Exercise: Extract every record, exactly as written, and ignore the pictures.

>>>>>

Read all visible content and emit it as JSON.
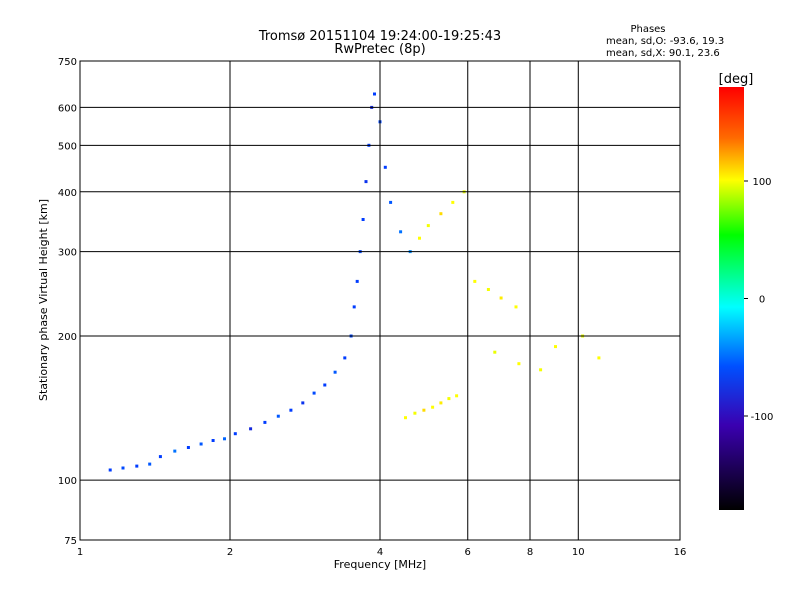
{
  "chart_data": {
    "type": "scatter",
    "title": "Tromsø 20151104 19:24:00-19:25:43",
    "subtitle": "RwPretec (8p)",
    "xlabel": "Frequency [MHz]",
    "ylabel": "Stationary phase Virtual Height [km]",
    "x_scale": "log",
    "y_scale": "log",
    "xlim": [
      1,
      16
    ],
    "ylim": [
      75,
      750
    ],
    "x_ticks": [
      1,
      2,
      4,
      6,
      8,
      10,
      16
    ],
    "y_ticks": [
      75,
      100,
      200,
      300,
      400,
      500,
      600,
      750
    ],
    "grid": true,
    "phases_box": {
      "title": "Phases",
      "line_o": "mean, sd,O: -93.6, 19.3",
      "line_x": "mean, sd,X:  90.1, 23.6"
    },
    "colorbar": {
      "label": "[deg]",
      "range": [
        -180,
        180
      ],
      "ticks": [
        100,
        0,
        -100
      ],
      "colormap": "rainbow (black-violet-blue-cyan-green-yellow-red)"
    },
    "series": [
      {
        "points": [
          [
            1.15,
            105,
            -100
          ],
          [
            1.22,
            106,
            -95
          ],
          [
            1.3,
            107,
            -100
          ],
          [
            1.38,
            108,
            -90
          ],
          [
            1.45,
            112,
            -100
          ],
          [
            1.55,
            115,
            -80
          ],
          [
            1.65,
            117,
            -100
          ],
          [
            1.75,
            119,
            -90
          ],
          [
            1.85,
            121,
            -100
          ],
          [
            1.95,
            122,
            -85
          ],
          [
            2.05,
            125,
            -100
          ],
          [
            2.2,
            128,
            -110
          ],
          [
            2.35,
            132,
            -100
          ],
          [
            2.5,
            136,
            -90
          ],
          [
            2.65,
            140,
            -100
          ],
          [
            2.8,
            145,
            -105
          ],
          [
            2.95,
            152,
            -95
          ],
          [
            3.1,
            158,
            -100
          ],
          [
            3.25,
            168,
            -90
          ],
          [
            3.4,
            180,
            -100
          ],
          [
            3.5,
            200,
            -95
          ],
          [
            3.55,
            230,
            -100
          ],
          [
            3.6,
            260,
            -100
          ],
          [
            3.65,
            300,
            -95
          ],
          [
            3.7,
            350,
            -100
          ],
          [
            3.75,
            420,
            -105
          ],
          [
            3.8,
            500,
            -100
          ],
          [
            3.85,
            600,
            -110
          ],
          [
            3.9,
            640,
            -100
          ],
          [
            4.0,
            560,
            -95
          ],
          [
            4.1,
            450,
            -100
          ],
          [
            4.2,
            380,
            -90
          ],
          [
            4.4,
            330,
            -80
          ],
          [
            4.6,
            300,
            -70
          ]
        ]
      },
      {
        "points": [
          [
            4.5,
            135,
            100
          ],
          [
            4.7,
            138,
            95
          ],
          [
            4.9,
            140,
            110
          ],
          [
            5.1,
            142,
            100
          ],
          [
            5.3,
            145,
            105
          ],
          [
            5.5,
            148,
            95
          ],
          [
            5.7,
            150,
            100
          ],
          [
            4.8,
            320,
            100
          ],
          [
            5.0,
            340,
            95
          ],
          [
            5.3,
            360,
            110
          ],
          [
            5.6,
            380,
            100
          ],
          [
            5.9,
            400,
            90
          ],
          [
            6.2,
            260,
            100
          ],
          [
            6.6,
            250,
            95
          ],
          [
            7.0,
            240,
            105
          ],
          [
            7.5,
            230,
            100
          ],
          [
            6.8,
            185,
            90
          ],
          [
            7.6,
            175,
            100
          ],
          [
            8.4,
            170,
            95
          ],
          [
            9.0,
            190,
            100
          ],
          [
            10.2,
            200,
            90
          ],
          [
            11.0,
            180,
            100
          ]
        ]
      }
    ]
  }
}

<<<<<

Result of the exercise:
Read all visible content and emit it as JSON.
{
  "chart_data": {
    "type": "scatter",
    "title": "Tromsø 20151104 19:24:00-19:25:43",
    "subtitle": "RwPretec (8p)",
    "xlabel": "Frequency [MHz]",
    "ylabel": "Stationary phase Virtual Height [km]",
    "x_scale": "log",
    "y_scale": "log",
    "xlim": [
      1,
      16
    ],
    "ylim": [
      75,
      750
    ],
    "x_ticks": [
      1,
      2,
      4,
      6,
      8,
      10,
      16
    ],
    "y_ticks": [
      75,
      100,
      200,
      300,
      400,
      500,
      600,
      750
    ],
    "grid": true,
    "phases_box": {
      "title": "Phases",
      "line_o": "mean, sd,O: -93.6, 19.3",
      "line_x": "mean, sd,X:  90.1, 23.6"
    },
    "colorbar": {
      "label": "[deg]",
      "range": [
        -180,
        180
      ],
      "ticks": [
        100,
        0,
        -100
      ],
      "colormap": "rainbow (black-violet-blue-cyan-green-yellow-red)"
    },
    "series": [
      {
        "points": [
          [
            1.15,
            105,
            -100
          ],
          [
            1.22,
            106,
            -95
          ],
          [
            1.3,
            107,
            -100
          ],
          [
            1.38,
            108,
            -90
          ],
          [
            1.45,
            112,
            -100
          ],
          [
            1.55,
            115,
            -80
          ],
          [
            1.65,
            117,
            -100
          ],
          [
            1.75,
            119,
            -90
          ],
          [
            1.85,
            121,
            -100
          ],
          [
            1.95,
            122,
            -85
          ],
          [
            2.05,
            125,
            -100
          ],
          [
            2.2,
            128,
            -110
          ],
          [
            2.35,
            132,
            -100
          ],
          [
            2.5,
            136,
            -90
          ],
          [
            2.65,
            140,
            -100
          ],
          [
            2.8,
            145,
            -105
          ],
          [
            2.95,
            152,
            -95
          ],
          [
            3.1,
            158,
            -100
          ],
          [
            3.25,
            168,
            -90
          ],
          [
            3.4,
            180,
            -100
          ],
          [
            3.5,
            200,
            -95
          ],
          [
            3.55,
            230,
            -100
          ],
          [
            3.6,
            260,
            -100
          ],
          [
            3.65,
            300,
            -95
          ],
          [
            3.7,
            350,
            -100
          ],
          [
            3.75,
            420,
            -105
          ],
          [
            3.8,
            500,
            -100
          ],
          [
            3.85,
            600,
            -110
          ],
          [
            3.9,
            640,
            -100
          ],
          [
            4.0,
            560,
            -95
          ],
          [
            4.1,
            450,
            -100
          ],
          [
            4.2,
            380,
            -90
          ],
          [
            4.4,
            330,
            -80
          ],
          [
            4.6,
            300,
            -70
          ]
        ]
      },
      {
        "points": [
          [
            4.5,
            135,
            100
          ],
          [
            4.7,
            138,
            95
          ],
          [
            4.9,
            140,
            110
          ],
          [
            5.1,
            142,
            100
          ],
          [
            5.3,
            145,
            105
          ],
          [
            5.5,
            148,
            95
          ],
          [
            5.7,
            150,
            100
          ],
          [
            4.8,
            320,
            100
          ],
          [
            5.0,
            340,
            95
          ],
          [
            5.3,
            360,
            110
          ],
          [
            5.6,
            380,
            100
          ],
          [
            5.9,
            400,
            90
          ],
          [
            6.2,
            260,
            100
          ],
          [
            6.6,
            250,
            95
          ],
          [
            7.0,
            240,
            105
          ],
          [
            7.5,
            230,
            100
          ],
          [
            6.8,
            185,
            90
          ],
          [
            7.6,
            175,
            100
          ],
          [
            8.4,
            170,
            95
          ],
          [
            9.0,
            190,
            100
          ],
          [
            10.2,
            200,
            90
          ],
          [
            11.0,
            180,
            100
          ]
        ]
      }
    ]
  }
}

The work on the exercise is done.